_Task directions:_ Print, exactly and completely, every entry in the data.

_Source data:_
--- begin ---

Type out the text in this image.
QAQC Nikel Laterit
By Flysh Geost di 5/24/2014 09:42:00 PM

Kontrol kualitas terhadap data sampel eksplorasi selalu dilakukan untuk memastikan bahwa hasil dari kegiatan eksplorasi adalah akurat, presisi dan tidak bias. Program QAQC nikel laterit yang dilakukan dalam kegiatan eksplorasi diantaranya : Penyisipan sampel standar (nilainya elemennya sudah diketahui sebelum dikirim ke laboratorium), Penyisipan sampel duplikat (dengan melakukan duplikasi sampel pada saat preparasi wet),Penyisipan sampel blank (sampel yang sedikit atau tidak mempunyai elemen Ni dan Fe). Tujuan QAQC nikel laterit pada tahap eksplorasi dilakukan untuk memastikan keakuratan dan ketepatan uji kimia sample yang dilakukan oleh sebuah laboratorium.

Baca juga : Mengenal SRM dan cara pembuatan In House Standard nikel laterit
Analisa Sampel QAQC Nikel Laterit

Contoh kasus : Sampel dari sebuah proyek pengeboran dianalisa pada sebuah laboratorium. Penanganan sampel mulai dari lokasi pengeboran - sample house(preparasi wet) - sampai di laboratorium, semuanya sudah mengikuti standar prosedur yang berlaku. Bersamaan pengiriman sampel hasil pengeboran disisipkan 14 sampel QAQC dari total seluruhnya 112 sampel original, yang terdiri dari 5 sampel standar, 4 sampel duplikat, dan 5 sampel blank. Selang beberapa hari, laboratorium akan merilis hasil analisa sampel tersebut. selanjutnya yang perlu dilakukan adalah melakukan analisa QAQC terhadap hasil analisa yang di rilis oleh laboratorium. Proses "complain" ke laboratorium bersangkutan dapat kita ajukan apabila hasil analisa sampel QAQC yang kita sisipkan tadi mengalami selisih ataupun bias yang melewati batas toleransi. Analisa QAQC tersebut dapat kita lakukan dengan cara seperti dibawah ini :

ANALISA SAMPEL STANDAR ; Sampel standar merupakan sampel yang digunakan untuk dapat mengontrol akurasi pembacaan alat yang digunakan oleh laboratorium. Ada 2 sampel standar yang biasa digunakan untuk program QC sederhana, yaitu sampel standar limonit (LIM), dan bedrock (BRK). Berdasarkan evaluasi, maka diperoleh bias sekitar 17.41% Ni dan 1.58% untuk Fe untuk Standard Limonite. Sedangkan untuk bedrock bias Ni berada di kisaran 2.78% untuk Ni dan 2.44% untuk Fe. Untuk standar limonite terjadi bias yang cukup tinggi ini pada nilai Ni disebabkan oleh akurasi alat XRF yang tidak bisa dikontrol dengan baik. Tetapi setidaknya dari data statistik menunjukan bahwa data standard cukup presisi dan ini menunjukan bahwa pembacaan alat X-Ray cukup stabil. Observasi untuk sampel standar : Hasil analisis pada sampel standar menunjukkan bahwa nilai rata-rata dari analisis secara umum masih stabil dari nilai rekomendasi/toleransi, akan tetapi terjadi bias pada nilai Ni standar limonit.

--- end ---

_Task answer:_
Type out the text in this image.
QAQC Nikel Laterit
By Flysh Geost di 5/24/2014 09:42:00 PM

Kontrol kualitas terhadap data sampel eksplorasi selalu dilakukan untuk memastikan bahwa hasil dari kegiatan eksplorasi adalah akurat, presisi dan tidak bias. Program QAQC nikel laterit yang dilakukan dalam kegiatan eksplorasi diantaranya : Penyisipan sampel standar (nilainya elemennya sudah diketahui sebelum dikirim ke laboratorium), Penyisipan sampel duplikat (dengan melakukan duplikasi sampel pada saat preparasi wet),Penyisipan sampel blank (sampel yang sedikit atau tidak mempunyai elemen Ni dan Fe). Tujuan QAQC nikel laterit pada tahap eksplorasi dilakukan untuk memastikan keakuratan dan ketepatan uji kimia sample yang dilakukan oleh sebuah laboratorium.

Baca juga : Mengenal SRM dan cara pembuatan In House Standard nikel laterit
Analisa Sampel QAQC Nikel Laterit

Contoh kasus : Sampel dari sebuah proyek pengeboran dianalisa pada sebuah laboratorium. Penanganan sampel mulai dari lokasi pengeboran - sample house(preparasi wet) - sampai di laboratorium, semuanya sudah mengikuti standar prosedur yang berlaku. Bersamaan pengiriman sampel hasil pengeboran disisipkan 14 sampel QAQC dari total seluruhnya 112 sampel original, yang terdiri dari 5 sampel standar, 4 sampel duplikat, dan 5 sampel blank. Selang beberapa hari, laboratorium akan merilis hasil analisa sampel tersebut. selanjutnya yang perlu dilakukan adalah melakukan analisa QAQC terhadap hasil analisa yang di rilis oleh laboratorium. Proses "complain" ke laboratorium bersangkutan dapat kita ajukan apabila hasil analisa sampel QAQC yang kita sisipkan tadi mengalami selisih ataupun bias yang melewati batas toleransi. Analisa QAQC tersebut dapat kita lakukan dengan cara seperti dibawah ini :

ANALISA SAMPEL STANDAR ; Sampel standar merupakan sampel yang digunakan untuk dapat mengontrol akurasi pembacaan alat yang digunakan oleh laboratorium. Ada 2 sampel standar yang biasa digunakan untuk program QC sederhana, yaitu sampel standar limonit (LIM), dan bedrock (BRK). Berdasarkan evaluasi, maka diperoleh bias sekitar 17.41% Ni dan 1.58% untuk Fe untuk Standard Limonite. Sedangkan untuk bedrock bias Ni berada di kisaran 2.78% untuk Ni dan 2.44% untuk Fe. Untuk standar limonite terjadi bias yang cukup tinggi ini pada nilai Ni disebabkan oleh akurasi alat XRF yang tidak bisa dikontrol dengan baik. Tetapi setidaknya dari data statistik menunjukan bahwa data standard cukup presisi dan ini menunjukan bahwa pembacaan alat X-Ray cukup stabil. Observasi untuk sampel standar : Hasil analisis pada sampel standar menunjukkan bahwa nilai rata-rata dari analisis secara umum masih stabil dari nilai rekomendasi/toleransi, akan tetapi terjadi bias pada nilai Ni standar limonit.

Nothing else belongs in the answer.